[Stated problem]
Determine how many lines include the word "January", then give that number and nothing more.

[Records for the exercise]
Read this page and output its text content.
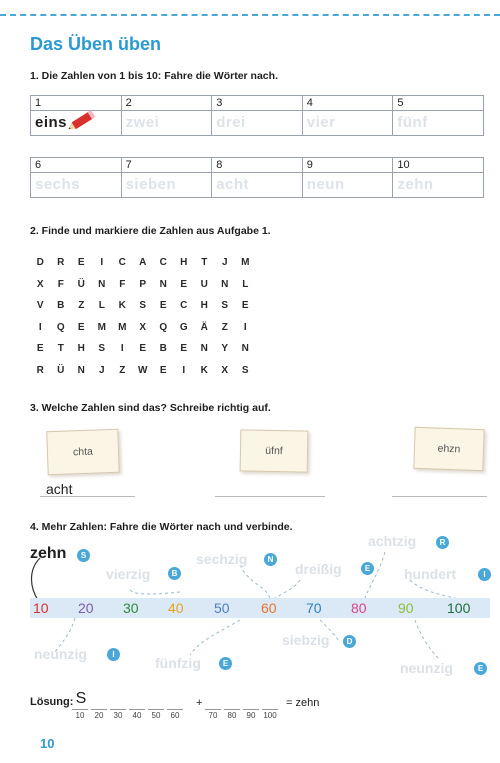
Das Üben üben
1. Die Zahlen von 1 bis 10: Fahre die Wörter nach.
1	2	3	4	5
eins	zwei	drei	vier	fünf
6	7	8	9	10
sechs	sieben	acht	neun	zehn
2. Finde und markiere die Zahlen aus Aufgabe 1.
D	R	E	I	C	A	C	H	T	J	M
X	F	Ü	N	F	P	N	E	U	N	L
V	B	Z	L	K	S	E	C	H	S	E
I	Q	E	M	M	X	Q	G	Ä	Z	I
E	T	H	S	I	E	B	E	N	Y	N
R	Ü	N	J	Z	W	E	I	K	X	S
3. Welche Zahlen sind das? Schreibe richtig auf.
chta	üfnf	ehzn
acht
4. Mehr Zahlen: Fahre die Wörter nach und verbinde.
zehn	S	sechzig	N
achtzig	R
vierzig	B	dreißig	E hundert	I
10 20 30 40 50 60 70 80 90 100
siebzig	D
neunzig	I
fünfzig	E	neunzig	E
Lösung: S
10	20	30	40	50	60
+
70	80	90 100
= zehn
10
---
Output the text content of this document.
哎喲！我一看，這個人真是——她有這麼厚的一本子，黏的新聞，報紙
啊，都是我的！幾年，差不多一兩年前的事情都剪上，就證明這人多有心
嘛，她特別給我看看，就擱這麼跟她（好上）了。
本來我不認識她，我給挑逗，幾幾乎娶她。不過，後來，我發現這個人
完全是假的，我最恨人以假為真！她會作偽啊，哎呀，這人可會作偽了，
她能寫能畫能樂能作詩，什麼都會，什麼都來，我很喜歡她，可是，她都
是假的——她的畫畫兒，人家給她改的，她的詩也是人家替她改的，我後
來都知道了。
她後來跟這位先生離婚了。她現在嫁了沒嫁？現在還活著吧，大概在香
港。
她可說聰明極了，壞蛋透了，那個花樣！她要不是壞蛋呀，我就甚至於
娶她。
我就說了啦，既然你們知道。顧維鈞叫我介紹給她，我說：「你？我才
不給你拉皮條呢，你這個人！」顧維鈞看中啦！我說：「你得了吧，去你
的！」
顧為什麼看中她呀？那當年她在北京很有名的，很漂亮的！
...
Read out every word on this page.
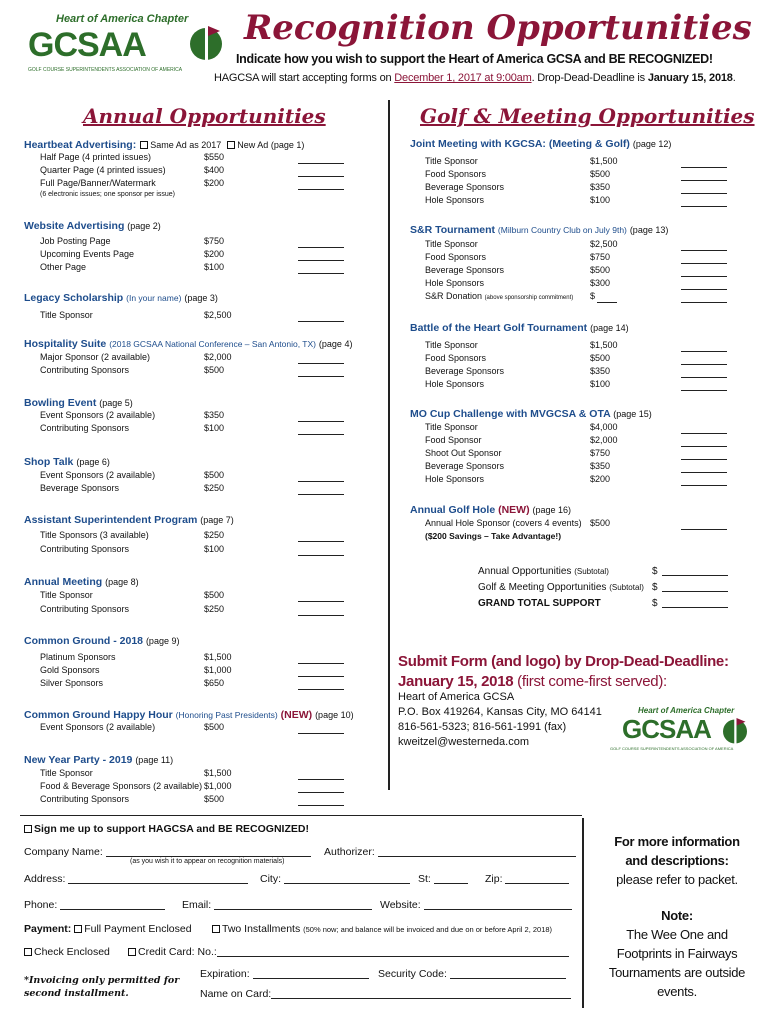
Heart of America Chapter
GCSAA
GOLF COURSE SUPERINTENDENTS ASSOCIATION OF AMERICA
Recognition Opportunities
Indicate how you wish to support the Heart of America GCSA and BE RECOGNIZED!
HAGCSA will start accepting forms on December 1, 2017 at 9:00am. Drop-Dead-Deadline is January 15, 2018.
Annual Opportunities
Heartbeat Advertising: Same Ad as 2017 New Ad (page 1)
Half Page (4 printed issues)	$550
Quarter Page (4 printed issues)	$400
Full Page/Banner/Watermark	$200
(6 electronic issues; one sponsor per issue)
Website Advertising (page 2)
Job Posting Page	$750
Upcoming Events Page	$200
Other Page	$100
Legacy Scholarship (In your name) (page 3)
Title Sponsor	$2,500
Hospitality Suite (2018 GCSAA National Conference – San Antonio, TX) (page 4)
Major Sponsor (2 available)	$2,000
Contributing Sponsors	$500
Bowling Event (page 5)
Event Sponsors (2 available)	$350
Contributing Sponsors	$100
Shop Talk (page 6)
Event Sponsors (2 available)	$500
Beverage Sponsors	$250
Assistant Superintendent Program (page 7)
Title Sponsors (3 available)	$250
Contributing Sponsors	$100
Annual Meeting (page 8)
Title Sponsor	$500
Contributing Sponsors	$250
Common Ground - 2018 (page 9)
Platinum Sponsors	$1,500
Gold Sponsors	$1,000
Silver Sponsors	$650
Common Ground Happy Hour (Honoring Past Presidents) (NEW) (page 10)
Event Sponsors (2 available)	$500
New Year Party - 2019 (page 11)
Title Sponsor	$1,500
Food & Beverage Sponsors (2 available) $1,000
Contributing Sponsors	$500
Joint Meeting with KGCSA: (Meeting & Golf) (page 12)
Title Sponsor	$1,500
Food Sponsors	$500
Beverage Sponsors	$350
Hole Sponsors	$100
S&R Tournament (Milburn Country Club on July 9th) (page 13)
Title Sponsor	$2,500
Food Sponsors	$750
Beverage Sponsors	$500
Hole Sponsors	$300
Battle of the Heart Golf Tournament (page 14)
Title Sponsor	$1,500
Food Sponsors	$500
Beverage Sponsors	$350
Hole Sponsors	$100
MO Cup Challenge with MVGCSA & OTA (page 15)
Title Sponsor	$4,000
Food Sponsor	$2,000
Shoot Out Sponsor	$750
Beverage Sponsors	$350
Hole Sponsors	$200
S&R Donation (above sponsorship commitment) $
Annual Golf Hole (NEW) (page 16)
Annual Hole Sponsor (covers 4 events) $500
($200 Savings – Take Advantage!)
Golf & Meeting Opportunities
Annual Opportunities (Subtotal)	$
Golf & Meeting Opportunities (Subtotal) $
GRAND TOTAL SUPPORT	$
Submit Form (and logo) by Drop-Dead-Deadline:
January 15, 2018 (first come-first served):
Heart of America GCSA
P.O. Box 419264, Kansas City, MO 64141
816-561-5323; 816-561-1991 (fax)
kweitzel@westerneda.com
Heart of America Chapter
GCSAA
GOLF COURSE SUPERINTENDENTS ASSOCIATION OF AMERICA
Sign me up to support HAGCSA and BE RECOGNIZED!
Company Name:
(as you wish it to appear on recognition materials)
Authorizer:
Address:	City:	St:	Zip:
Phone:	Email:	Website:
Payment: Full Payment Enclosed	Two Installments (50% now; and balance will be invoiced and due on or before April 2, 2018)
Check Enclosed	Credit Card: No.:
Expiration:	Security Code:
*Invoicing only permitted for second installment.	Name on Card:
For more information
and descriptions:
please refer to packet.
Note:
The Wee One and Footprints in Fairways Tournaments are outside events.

[Reply]
2